The input
|---|

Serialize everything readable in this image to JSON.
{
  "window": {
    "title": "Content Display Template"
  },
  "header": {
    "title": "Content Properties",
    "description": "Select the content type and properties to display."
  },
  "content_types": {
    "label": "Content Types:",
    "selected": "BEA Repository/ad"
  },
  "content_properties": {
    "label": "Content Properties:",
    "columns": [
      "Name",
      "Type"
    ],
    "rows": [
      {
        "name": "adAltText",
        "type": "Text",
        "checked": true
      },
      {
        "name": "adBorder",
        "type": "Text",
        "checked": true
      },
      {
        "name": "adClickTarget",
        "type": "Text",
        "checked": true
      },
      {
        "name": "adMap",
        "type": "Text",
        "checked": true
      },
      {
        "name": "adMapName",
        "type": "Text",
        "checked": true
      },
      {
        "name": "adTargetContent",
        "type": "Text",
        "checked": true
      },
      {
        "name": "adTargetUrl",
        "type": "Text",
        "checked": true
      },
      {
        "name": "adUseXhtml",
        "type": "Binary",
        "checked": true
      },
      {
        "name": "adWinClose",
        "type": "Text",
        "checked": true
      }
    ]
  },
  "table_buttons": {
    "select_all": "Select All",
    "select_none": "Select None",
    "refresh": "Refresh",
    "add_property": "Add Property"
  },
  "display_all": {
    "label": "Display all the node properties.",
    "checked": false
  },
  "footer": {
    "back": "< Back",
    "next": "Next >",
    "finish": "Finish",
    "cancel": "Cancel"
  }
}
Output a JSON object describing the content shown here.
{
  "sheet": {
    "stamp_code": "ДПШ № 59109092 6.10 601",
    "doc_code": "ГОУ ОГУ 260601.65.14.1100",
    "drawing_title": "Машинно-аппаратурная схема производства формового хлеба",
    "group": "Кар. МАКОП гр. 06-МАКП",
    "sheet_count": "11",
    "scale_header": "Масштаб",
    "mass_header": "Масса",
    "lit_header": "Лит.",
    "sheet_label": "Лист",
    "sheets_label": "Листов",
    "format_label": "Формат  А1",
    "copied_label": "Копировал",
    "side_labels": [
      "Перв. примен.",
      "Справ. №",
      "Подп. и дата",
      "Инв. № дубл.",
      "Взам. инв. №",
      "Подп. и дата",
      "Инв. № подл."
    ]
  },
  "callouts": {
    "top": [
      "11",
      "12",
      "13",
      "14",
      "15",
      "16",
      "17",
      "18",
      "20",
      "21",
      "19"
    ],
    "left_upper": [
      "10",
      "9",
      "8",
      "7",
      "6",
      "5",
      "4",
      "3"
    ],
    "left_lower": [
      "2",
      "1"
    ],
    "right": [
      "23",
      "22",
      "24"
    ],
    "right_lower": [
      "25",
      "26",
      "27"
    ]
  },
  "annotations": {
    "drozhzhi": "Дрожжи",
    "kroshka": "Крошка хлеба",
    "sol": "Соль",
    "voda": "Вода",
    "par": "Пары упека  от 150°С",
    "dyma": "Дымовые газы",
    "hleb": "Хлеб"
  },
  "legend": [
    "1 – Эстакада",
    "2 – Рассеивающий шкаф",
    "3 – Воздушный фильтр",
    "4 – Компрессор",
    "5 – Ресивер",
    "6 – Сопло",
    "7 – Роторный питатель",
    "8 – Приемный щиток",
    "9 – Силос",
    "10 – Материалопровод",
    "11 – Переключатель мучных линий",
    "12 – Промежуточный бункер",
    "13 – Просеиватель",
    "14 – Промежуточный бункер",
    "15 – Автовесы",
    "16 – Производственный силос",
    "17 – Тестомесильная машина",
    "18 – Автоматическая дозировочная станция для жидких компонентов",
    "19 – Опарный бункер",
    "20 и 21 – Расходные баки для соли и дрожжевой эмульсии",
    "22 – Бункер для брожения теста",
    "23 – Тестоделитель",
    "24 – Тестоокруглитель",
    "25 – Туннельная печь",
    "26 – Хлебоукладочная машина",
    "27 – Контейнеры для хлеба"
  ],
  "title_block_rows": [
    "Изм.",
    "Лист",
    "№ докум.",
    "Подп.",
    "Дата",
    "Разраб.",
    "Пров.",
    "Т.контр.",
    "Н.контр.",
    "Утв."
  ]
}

|---|

Copy each entry exactly, with nothing added or dropped.

Task output
Serialize everything readable in this image to JSON.
{
  "window": {
    "title": "Content Display Template"
  },
  "header": {
    "title": "Content Properties",
    "description": "Select the content type and properties to display."
  },
  "content_types": {
    "label": "Content Types:",
    "selected": "BEA Repository/ad"
  },
  "content_properties": {
    "label": "Content Properties:",
    "columns": [
      "Name",
      "Type"
    ],
    "rows": [
      {
        "name": "adAltText",
        "type": "Text",
        "checked": true
      },
      {
        "name": "adBorder",
        "type": "Text",
        "checked": true
      },
      {
        "name": "adClickTarget",
        "type": "Text",
        "checked": true
      },
      {
        "name": "adMap",
        "type": "Text",
        "checked": true
      },
      {
        "name": "adMapName",
        "type": "Text",
        "checked": true
      },
      {
        "name": "adTargetContent",
        "type": "Text",
        "checked": true
      },
      {
        "name": "adTargetUrl",
        "type": "Text",
        "checked": true
      },
      {
        "name": "adUseXhtml",
        "type": "Binary",
        "checked": true
      },
      {
        "name": "adWinClose",
        "type": "Text",
        "checked": true
      }
    ]
  },
  "table_buttons": {
    "select_all": "Select All",
    "select_none": "Select None",
    "refresh": "Refresh",
    "add_property": "Add Property"
  },
  "display_all": {
    "label": "Display all the node properties.",
    "checked": false
  },
  "footer": {
    "back": "< Back",
    "next": "Next >",
    "finish": "Finish",
    "cancel": "Cancel"
  }
}
Output a JSON object describing the content shown here.
{
  "sheet": {
    "stamp_code": "ДПШ № 59109092 6.10 601",
    "doc_code": "ГОУ ОГУ 260601.65.14.1100",
    "drawing_title": "Машинно-аппаратурная схема производства формового хлеба",
    "group": "Кар. МАКОП гр. 06-МАКП",
    "sheet_count": "11",
    "scale_header": "Масштаб",
    "mass_header": "Масса",
    "lit_header": "Лит.",
    "sheet_label": "Лист",
    "sheets_label": "Листов",
    "format_label": "Формат  А1",
    "copied_label": "Копировал",
    "side_labels": [
      "Перв. примен.",
      "Справ. №",
      "Подп. и дата",
      "Инв. № дубл.",
      "Взам. инв. №",
      "Подп. и дата",
      "Инв. № подл."
    ]
  },
  "callouts": {
    "top": [
      "11",
      "12",
      "13",
      "14",
      "15",
      "16",
      "17",
      "18",
      "20",
      "21",
      "19"
    ],
    "left_upper": [
      "10",
      "9",
      "8",
      "7",
      "6",
      "5",
      "4",
      "3"
    ],
    "left_lower": [
      "2",
      "1"
    ],
    "right": [
      "23",
      "22",
      "24"
    ],
    "right_lower": [
      "25",
      "26",
      "27"
    ]
  },
  "annotations": {
    "drozhzhi": "Дрожжи",
    "kroshka": "Крошка хлеба",
    "sol": "Соль",
    "voda": "Вода",
    "par": "Пары упека  от 150°С",
    "dyma": "Дымовые газы",
    "hleb": "Хлеб"
  },
  "legend": [
    "1 – Эстакада",
    "2 – Рассеивающий шкаф",
    "3 – Воздушный фильтр",
    "4 – Компрессор",
    "5 – Ресивер",
    "6 – Сопло",
    "7 – Роторный питатель",
    "8 – Приемный щиток",
    "9 – Силос",
    "10 – Материалопровод",
    "11 – Переключатель мучных линий",
    "12 – Промежуточный бункер",
    "13 – Просеиватель",
    "14 – Промежуточный бункер",
    "15 – Автовесы",
    "16 – Производственный силос",
    "17 – Тестомесильная машина",
    "18 – Автоматическая дозировочная станция для жидких компонентов",
    "19 – Опарный бункер",
    "20 и 21 – Расходные баки для соли и дрожжевой эмульсии",
    "22 – Бункер для брожения теста",
    "23 – Тестоделитель",
    "24 – Тестоокруглитель",
    "25 – Туннельная печь",
    "26 – Хлебоукладочная машина",
    "27 – Контейнеры для хлеба"
  ],
  "title_block_rows": [
    "Изм.",
    "Лист",
    "№ докум.",
    "Подп.",
    "Дата",
    "Разраб.",
    "Пров.",
    "Т.контр.",
    "Н.контр.",
    "Утв."
  ]
}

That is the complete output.